Given instruction –
Please copy the material below line for line, with no changes, and omit the pictures from your answer.

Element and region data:
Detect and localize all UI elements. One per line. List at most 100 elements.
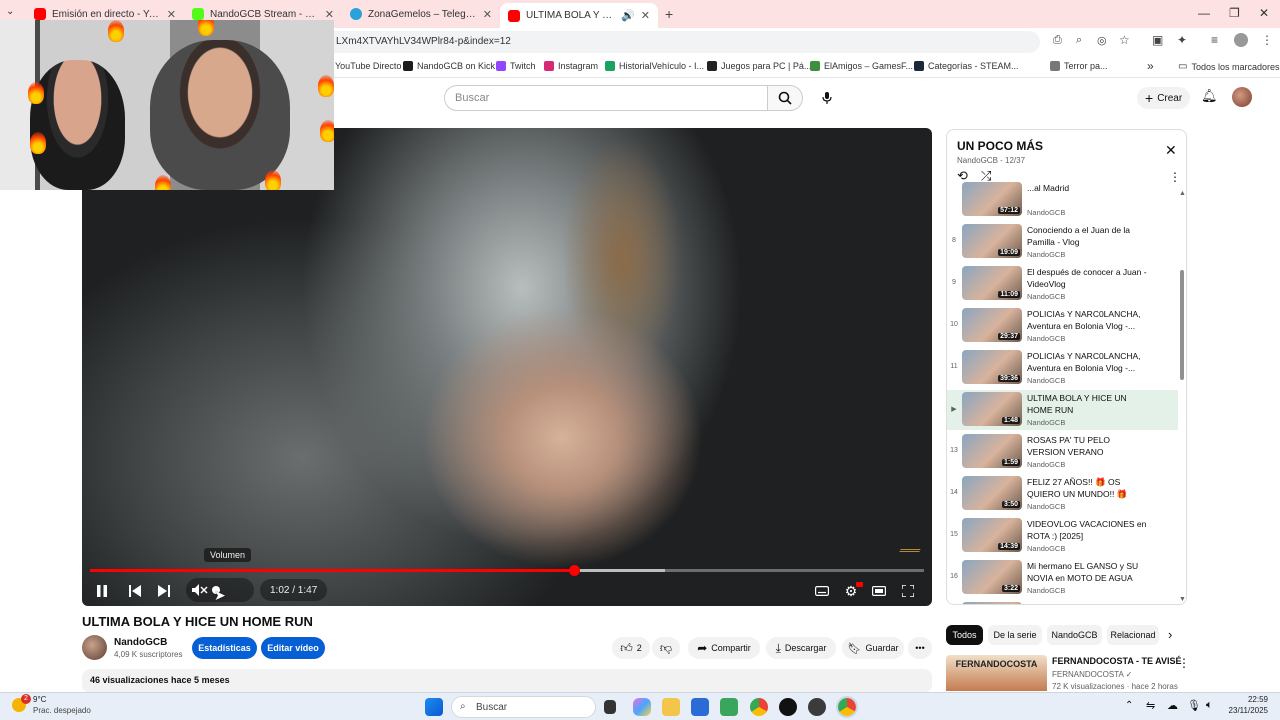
onedrive-icon[interactable]: ☁	[1167, 699, 1178, 712]
bookmark-steam[interactable]: Categorías - STEAM...	[914, 61, 1019, 71]
zoom-icon[interactable]: ⌕	[1076, 34, 1082, 47]
playlist-item[interactable]: 11 39:36 POLICIAs Y NARC0LANCHA, Aventura …	[947, 348, 1178, 388]
next-button[interactable]	[153, 580, 175, 602]
bookmark-youtube-directo[interactable]: YouTube Directo	[335, 61, 401, 71]
puzzle-icon[interactable]: ✦	[1177, 33, 1187, 47]
new-tab-button[interactable]: +	[665, 6, 673, 22]
copilot-icon[interactable]	[633, 698, 651, 716]
playlist-scrollbar[interactable]	[1180, 270, 1184, 380]
bookmark-twitch[interactable]: Twitch	[496, 61, 536, 71]
playlist-item[interactable]: 9 11:09 El después de conocer a Juan - Vid…	[947, 264, 1178, 304]
taskbar-search[interactable]: ⌕ Buscar	[451, 696, 596, 718]
scroll-down-icon[interactable]: ▼	[1179, 596, 1186, 603]
fullscreen-button[interactable]	[898, 580, 918, 602]
recommended-thumbnail[interactable]: FERNANDOCOSTA	[946, 655, 1047, 691]
tiktok-icon[interactable]	[779, 698, 797, 716]
playlist-item-current[interactable]: ▶ 1:48 ULTIMA BOLA Y HICE UN HOME RUN Nando…	[947, 390, 1178, 430]
create-button[interactable]: + Crear	[1137, 87, 1191, 109]
network-icon[interactable]: ⇋	[1146, 699, 1155, 712]
analytics-button[interactable]: Estadísticas	[192, 637, 257, 659]
close-tab-icon[interactable]: ✕	[483, 8, 492, 21]
profile-icon[interactable]	[1234, 33, 1248, 47]
extension-icon[interactable]: ▣	[1152, 33, 1163, 47]
bookmark-instagram[interactable]: Instagram	[544, 61, 598, 71]
clock-date[interactable]: 23/11/2025	[1220, 706, 1268, 715]
eye-off-icon[interactable]: ◎	[1097, 34, 1107, 47]
edit-video-button[interactable]: Editar vídeo	[261, 637, 325, 659]
minimize-icon[interactable]: —	[1198, 6, 1210, 20]
account-avatar[interactable]	[1232, 87, 1252, 107]
bookmark-historialvehiculo[interactable]: HistorialVehículo - I...	[605, 61, 704, 71]
search-input[interactable]: Buscar	[444, 85, 768, 111]
chrome-active-icon[interactable]	[836, 696, 858, 718]
tab-current-video[interactable]: ULTIMA BOLA Y HICE UN H 🔊 ✕	[500, 3, 658, 28]
tray-expand-icon[interactable]: ⌃	[1125, 700, 1133, 711]
clock-time[interactable]: 22:59	[1220, 695, 1268, 704]
speaker-icon[interactable]: 🔈︎	[1206, 699, 1213, 712]
recommended-channel[interactable]: FERNANDOCOSTA ✓	[1052, 670, 1132, 679]
media-icon[interactable]: ≡	[1211, 33, 1218, 47]
bookmark-terror[interactable]: Terror pa...	[1050, 61, 1108, 71]
app-icon[interactable]	[720, 698, 738, 716]
chip-todos[interactable]: Todos	[946, 625, 983, 645]
bookmark-juegos-pc[interactable]: Juegos para PC | Pá...	[707, 61, 811, 71]
theater-mode-button[interactable]	[869, 580, 889, 602]
playlist-item[interactable]: 16 3:22 Mi hermano EL GANSO y SU NOVIA en …	[947, 558, 1178, 598]
previous-button[interactable]	[124, 580, 146, 602]
description-box[interactable]: 46 visualizaciones hace 5 meses	[82, 669, 932, 693]
progress-bar[interactable]	[90, 565, 924, 576]
video-player[interactable]: Volumen ➤ 1:02 / 1:47 ⚙	[82, 128, 932, 606]
chrome-menu-icon[interactable]: ⋮	[1261, 33, 1273, 47]
task-view-icon[interactable]	[604, 700, 616, 714]
playlist-item[interactable]: 14 3:50 FELIZ 27 AÑOS!! 🎁 OS QUIERO UN MUN…	[947, 474, 1178, 514]
obs-icon[interactable]	[808, 698, 826, 716]
playlist-item[interactable]: 15 14:39 VIDEOVLOG VACACIONES en ROTA :) […	[947, 516, 1178, 556]
search-button[interactable]	[767, 85, 803, 111]
dislike-button[interactable]: 👎︎	[652, 637, 680, 659]
close-window-icon[interactable]: ✕	[1259, 6, 1269, 20]
playlist-item[interactable]: EDITs VACACIONES ROTA :) [2024]	[947, 600, 1178, 604]
channel-avatar[interactable]	[82, 635, 107, 660]
bookmark-elamigos[interactable]: ElAmigos – GamesF...	[810, 61, 913, 71]
close-tab-icon[interactable]: ✕	[167, 8, 176, 21]
chip-relacionados[interactable]: Relacionad	[1107, 625, 1159, 645]
file-explorer-icon[interactable]	[662, 698, 680, 716]
settings-button[interactable]: ⚙	[841, 580, 863, 602]
tab-search-icon[interactable]: ⌄	[6, 6, 14, 17]
playlist-item[interactable]: 13 1:59 ROSAS PA' TU PELO VERSION VERANO Na…	[947, 432, 1178, 472]
recommended-title[interactable]: FERNANDOCOSTA - TE AVISÉ	[1052, 656, 1182, 666]
recommended-menu-icon[interactable]: ⋮	[1178, 656, 1190, 670]
playlist-item[interactable]: 8 19:09 Conociendo a el Juan de la Pamilla…	[947, 222, 1178, 262]
close-tab-icon[interactable]: ✕	[641, 9, 650, 22]
chips-next-icon[interactable]: ›	[1168, 627, 1172, 642]
chrome-icon[interactable]	[750, 698, 768, 716]
all-bookmarks-button[interactable]: ▭ Todos los marcadores	[1178, 61, 1280, 72]
star-icon[interactable]: ☆	[1119, 33, 1130, 47]
windows-start-icon[interactable]	[425, 698, 443, 716]
pause-button[interactable]	[92, 580, 112, 602]
close-tab-icon[interactable]: ✕	[325, 8, 334, 21]
like-button[interactable]: 👍︎ 2	[612, 637, 650, 659]
download-button[interactable]: ⤓ Descargar	[766, 637, 836, 659]
install-icon[interactable]: ⎙	[1053, 34, 1062, 47]
close-playlist-icon[interactable]: ✕	[1165, 142, 1177, 159]
subtitles-button[interactable]	[812, 580, 832, 602]
channel-name[interactable]: NandoGCB	[114, 637, 167, 648]
bookmarks-overflow-button[interactable]: »	[1147, 59, 1154, 73]
address-bar[interactable]: LXm4XTVAYhLV34WPlr84-p&index=12	[300, 31, 1040, 53]
playlist-item[interactable]: 57:12 ...al Madrid NandoGCB	[947, 180, 1178, 220]
playlist-item[interactable]: 10 29:37 POLICIAs Y NARC0LANCHA, Aventura …	[947, 306, 1178, 346]
notifications-bell-icon[interactable]: 🔔︎	[1201, 88, 1218, 104]
maximize-icon[interactable]: ❐	[1229, 6, 1240, 20]
bookmark-kick[interactable]: NandoGCB on Kick	[403, 61, 495, 71]
progress-scrubber[interactable]	[568, 565, 580, 576]
voice-search-button[interactable]	[814, 85, 840, 111]
mic-tray-icon[interactable]: 🎙︎	[1187, 699, 1201, 712]
playlist-title[interactable]: UN POCO MÁS	[957, 139, 1043, 153]
store-icon[interactable]	[691, 698, 709, 716]
tab-telegram[interactable]: ZonaGemelos – Telegram ✕	[342, 3, 500, 25]
more-actions-button[interactable]: •••	[908, 637, 932, 659]
save-button[interactable]: 🔖︎ Guardar	[842, 637, 904, 659]
scroll-up-icon[interactable]: ▲	[1179, 190, 1186, 197]
chip-nandogcb[interactable]: NandoGCB	[1047, 625, 1102, 645]
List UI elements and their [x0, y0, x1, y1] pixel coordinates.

Written response –
Detect and localize all UI elements. One per line. List at most 100 elements.
onedrive-icon[interactable]: ☁	[1167, 699, 1178, 712]
bookmark-steam[interactable]: Categorías - STEAM...	[914, 61, 1019, 71]
zoom-icon[interactable]: ⌕	[1076, 34, 1082, 47]
playlist-item[interactable]: 11 39:36 POLICIAs Y NARC0LANCHA, Aventura …	[947, 348, 1178, 388]
next-button[interactable]	[153, 580, 175, 602]
bookmark-youtube-directo[interactable]: YouTube Directo	[335, 61, 401, 71]
puzzle-icon[interactable]: ✦	[1177, 33, 1187, 47]
new-tab-button[interactable]: +	[665, 6, 673, 22]
copilot-icon[interactable]	[633, 698, 651, 716]
playlist-scrollbar[interactable]	[1180, 270, 1184, 380]
bookmark-twitch[interactable]: Twitch	[496, 61, 536, 71]
playlist-item[interactable]: 9 11:09 El después de conocer a Juan - Vid…	[947, 264, 1178, 304]
taskbar-search[interactable]: ⌕ Buscar	[451, 696, 596, 718]
scroll-down-icon[interactable]: ▼	[1179, 596, 1186, 603]
fullscreen-button[interactable]	[898, 580, 918, 602]
recommended-thumbnail[interactable]: FERNANDOCOSTA	[946, 655, 1047, 691]
tiktok-icon[interactable]	[779, 698, 797, 716]
playlist-item-current[interactable]: ▶ 1:48 ULTIMA BOLA Y HICE UN HOME RUN Nando…	[947, 390, 1178, 430]
create-button[interactable]: + Crear	[1137, 87, 1191, 109]
network-icon[interactable]: ⇋	[1146, 699, 1155, 712]
analytics-button[interactable]: Estadísticas	[192, 637, 257, 659]
close-tab-icon[interactable]: ✕	[483, 8, 492, 21]
profile-icon[interactable]	[1234, 33, 1248, 47]
extension-icon[interactable]: ▣	[1152, 33, 1163, 47]
bookmark-instagram[interactable]: Instagram	[544, 61, 598, 71]
clock-date[interactable]: 23/11/2025	[1220, 706, 1268, 715]
eye-off-icon[interactable]: ◎	[1097, 34, 1107, 47]
edit-video-button[interactable]: Editar vídeo	[261, 637, 325, 659]
minimize-icon[interactable]: —	[1198, 6, 1210, 20]
account-avatar[interactable]	[1232, 87, 1252, 107]
bookmark-historialvehiculo[interactable]: HistorialVehículo - I...	[605, 61, 704, 71]
search-input[interactable]: Buscar	[444, 85, 768, 111]
chrome-active-icon[interactable]	[836, 696, 858, 718]
tab-current-video[interactable]: ULTIMA BOLA Y HICE UN H 🔊 ✕	[500, 3, 658, 28]
tray-expand-icon[interactable]: ⌃	[1125, 700, 1133, 711]
clock-time[interactable]: 22:59	[1220, 695, 1268, 704]
speaker-icon[interactable]: 🔈︎	[1206, 699, 1213, 712]
recommended-channel[interactable]: FERNANDOCOSTA ✓	[1052, 670, 1132, 679]
media-icon[interactable]: ≡	[1211, 33, 1218, 47]
bookmark-terror[interactable]: Terror pa...	[1050, 61, 1108, 71]
app-icon[interactable]	[720, 698, 738, 716]
chip-todos[interactable]: Todos	[946, 625, 983, 645]
bookmark-juegos-pc[interactable]: Juegos para PC | Pá...	[707, 61, 811, 71]
theater-mode-button[interactable]	[869, 580, 889, 602]
playlist-item[interactable]: 16 3:22 Mi hermano EL GANSO y SU NOVIA en …	[947, 558, 1178, 598]
previous-button[interactable]	[124, 580, 146, 602]
description-box[interactable]: 46 visualizaciones hace 5 meses	[82, 669, 932, 693]
progress-bar[interactable]	[90, 565, 924, 576]
video-player[interactable]: Volumen ➤ 1:02 / 1:47 ⚙	[82, 128, 932, 606]
chrome-menu-icon[interactable]: ⋮	[1261, 33, 1273, 47]
task-view-icon[interactable]	[604, 700, 616, 714]
playlist-item[interactable]: 14 3:50 FELIZ 27 AÑOS!! 🎁 OS QUIERO UN MUN…	[947, 474, 1178, 514]
obs-icon[interactable]	[808, 698, 826, 716]
playlist-item[interactable]: 15 14:39 VIDEOVLOG VACACIONES en ROTA :) […	[947, 516, 1178, 556]
search-button[interactable]	[767, 85, 803, 111]
dislike-button[interactable]: 👎︎	[652, 637, 680, 659]
close-window-icon[interactable]: ✕	[1259, 6, 1269, 20]
playlist-item[interactable]: EDITs VACACIONES ROTA :) [2024]	[947, 600, 1178, 604]
channel-avatar[interactable]	[82, 635, 107, 660]
bookmark-elamigos[interactable]: ElAmigos – GamesF...	[810, 61, 913, 71]
close-tab-icon[interactable]: ✕	[167, 8, 176, 21]
chip-relacionados[interactable]: Relacionad	[1107, 625, 1159, 645]
file-explorer-icon[interactable]	[662, 698, 680, 716]
settings-button[interactable]: ⚙	[841, 580, 863, 602]
tab-search-icon[interactable]: ⌄	[6, 6, 14, 17]
playlist-item[interactable]: 13 1:59 ROSAS PA' TU PELO VERSION VERANO Na…	[947, 432, 1178, 472]
recommended-title[interactable]: FERNANDOCOSTA - TE AVISÉ	[1052, 656, 1182, 666]
recommended-menu-icon[interactable]: ⋮	[1178, 656, 1190, 670]
playlist-item[interactable]: 8 19:09 Conociendo a el Juan de la Pamilla…	[947, 222, 1178, 262]
close-tab-icon[interactable]: ✕	[641, 9, 650, 22]
chips-next-icon[interactable]: ›	[1168, 627, 1172, 642]
chrome-icon[interactable]	[750, 698, 768, 716]
all-bookmarks-button[interactable]: ▭ Todos los marcadores	[1178, 61, 1280, 72]
star-icon[interactable]: ☆	[1119, 33, 1130, 47]
windows-start-icon[interactable]	[425, 698, 443, 716]
pause-button[interactable]	[92, 580, 112, 602]
close-tab-icon[interactable]: ✕	[325, 8, 334, 21]
like-button[interactable]: 👍︎ 2	[612, 637, 650, 659]
download-button[interactable]: ⤓ Descargar	[766, 637, 836, 659]
install-icon[interactable]: ⎙	[1053, 34, 1062, 47]
close-playlist-icon[interactable]: ✕	[1165, 142, 1177, 159]
subtitles-button[interactable]	[812, 580, 832, 602]
channel-name[interactable]: NandoGCB	[114, 637, 167, 648]
bookmarks-overflow-button[interactable]: »	[1147, 59, 1154, 73]
address-bar[interactable]: LXm4XTVAYhLV34WPlr84-p&index=12	[300, 31, 1040, 53]
playlist-item[interactable]: 57:12 ...al Madrid NandoGCB	[947, 180, 1178, 220]
playlist-item[interactable]: 10 29:37 POLICIAs Y NARC0LANCHA, Aventura …	[947, 306, 1178, 346]
notifications-bell-icon[interactable]: 🔔︎	[1201, 88, 1218, 104]
maximize-icon[interactable]: ❐	[1229, 6, 1240, 20]
bookmark-kick[interactable]: NandoGCB on Kick	[403, 61, 495, 71]
progress-scrubber[interactable]	[568, 565, 580, 576]
voice-search-button[interactable]	[814, 85, 840, 111]
mic-tray-icon[interactable]: 🎙︎	[1187, 699, 1201, 712]
playlist-title[interactable]: UN POCO MÁS	[957, 139, 1043, 153]
store-icon[interactable]	[691, 698, 709, 716]
tab-telegram[interactable]: ZonaGemelos – Telegram ✕	[342, 3, 500, 25]
more-actions-button[interactable]: •••	[908, 637, 932, 659]
save-button[interactable]: 🔖︎ Guardar	[842, 637, 904, 659]
scroll-up-icon[interactable]: ▲	[1179, 190, 1186, 197]
chip-nandogcb[interactable]: NandoGCB	[1047, 625, 1102, 645]
List UI elements and their [x0, y0, x1, y1] pixel coordinates.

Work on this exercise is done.